(Figure record extracts)
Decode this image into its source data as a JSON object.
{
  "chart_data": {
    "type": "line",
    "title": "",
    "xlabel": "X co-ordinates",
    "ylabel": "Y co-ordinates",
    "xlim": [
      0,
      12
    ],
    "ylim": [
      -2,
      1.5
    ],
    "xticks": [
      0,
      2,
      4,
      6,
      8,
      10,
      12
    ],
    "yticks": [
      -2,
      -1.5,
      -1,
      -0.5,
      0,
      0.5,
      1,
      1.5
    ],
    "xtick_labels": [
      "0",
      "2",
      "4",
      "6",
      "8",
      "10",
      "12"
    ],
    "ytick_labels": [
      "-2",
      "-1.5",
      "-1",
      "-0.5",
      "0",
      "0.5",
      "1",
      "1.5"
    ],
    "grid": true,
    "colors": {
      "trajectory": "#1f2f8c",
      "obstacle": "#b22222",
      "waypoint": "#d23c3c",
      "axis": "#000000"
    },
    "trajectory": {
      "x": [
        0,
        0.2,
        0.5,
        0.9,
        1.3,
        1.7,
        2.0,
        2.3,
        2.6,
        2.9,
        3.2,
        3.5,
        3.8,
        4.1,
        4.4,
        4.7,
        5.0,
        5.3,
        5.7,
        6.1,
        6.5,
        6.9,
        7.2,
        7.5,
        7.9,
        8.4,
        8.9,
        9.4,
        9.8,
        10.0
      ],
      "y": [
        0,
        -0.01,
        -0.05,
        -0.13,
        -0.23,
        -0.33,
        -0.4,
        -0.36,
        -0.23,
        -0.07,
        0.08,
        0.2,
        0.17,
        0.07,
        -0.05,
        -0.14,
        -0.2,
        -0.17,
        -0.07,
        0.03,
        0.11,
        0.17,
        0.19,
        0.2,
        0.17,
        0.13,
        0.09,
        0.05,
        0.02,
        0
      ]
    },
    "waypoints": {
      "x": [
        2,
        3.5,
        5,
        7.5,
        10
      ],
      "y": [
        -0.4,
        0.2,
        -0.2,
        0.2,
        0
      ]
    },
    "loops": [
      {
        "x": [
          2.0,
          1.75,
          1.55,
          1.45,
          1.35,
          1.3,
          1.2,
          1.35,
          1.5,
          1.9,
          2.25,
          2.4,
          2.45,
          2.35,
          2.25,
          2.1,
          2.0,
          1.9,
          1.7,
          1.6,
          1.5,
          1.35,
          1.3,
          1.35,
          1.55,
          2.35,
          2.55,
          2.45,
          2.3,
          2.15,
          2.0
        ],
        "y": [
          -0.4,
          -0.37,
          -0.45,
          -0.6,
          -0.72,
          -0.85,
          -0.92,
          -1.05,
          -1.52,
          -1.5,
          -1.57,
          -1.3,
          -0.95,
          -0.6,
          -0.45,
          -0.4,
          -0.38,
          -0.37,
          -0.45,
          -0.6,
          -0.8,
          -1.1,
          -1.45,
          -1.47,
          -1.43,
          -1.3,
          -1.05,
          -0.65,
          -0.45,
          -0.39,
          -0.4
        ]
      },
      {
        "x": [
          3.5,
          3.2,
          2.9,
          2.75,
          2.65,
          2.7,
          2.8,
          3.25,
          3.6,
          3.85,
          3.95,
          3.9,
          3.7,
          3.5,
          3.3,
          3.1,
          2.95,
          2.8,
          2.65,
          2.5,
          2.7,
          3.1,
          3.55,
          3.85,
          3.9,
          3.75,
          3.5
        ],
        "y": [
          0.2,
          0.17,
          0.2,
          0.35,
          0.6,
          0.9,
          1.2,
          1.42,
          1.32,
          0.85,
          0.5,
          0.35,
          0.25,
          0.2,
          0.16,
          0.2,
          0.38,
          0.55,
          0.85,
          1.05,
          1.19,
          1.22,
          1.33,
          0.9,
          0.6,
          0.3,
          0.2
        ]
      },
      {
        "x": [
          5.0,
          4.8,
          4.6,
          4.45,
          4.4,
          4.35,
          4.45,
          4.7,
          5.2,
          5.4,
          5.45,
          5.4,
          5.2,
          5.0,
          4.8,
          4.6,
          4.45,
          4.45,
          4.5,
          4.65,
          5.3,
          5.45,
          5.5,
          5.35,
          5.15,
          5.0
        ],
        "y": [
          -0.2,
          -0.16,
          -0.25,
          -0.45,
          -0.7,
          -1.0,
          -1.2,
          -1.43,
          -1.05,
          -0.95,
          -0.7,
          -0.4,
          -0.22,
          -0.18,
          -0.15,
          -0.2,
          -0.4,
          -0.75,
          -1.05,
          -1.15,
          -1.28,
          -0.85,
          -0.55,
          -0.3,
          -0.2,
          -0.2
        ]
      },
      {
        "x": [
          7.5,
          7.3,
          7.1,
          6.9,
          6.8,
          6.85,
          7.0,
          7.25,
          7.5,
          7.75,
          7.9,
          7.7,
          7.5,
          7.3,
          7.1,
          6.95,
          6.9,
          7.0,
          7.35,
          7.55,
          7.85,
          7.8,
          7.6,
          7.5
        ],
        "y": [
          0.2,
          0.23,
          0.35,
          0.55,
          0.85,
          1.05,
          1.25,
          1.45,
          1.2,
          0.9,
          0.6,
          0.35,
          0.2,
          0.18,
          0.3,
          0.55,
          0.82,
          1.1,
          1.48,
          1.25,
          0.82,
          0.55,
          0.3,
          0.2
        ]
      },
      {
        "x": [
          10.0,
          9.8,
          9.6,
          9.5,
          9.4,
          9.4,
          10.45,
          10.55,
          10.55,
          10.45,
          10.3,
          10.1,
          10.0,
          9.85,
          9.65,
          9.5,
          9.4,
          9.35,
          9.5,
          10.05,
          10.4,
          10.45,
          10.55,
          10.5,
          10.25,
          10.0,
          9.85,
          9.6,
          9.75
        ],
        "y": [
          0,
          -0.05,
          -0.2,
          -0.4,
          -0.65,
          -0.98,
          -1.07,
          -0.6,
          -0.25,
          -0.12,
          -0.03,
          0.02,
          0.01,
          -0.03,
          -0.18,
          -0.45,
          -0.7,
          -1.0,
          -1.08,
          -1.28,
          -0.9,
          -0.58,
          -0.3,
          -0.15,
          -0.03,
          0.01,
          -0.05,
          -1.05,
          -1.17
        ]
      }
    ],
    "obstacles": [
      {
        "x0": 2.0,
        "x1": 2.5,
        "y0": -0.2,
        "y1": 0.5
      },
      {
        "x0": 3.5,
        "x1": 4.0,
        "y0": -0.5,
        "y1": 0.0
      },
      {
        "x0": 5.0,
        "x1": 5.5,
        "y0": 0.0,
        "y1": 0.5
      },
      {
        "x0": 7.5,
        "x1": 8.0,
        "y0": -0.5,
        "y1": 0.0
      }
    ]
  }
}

◆ WRITTEN TASK
State the number of lines above that hold the string "ordinates", with nothing added.

◆ FULL SOLUTION
2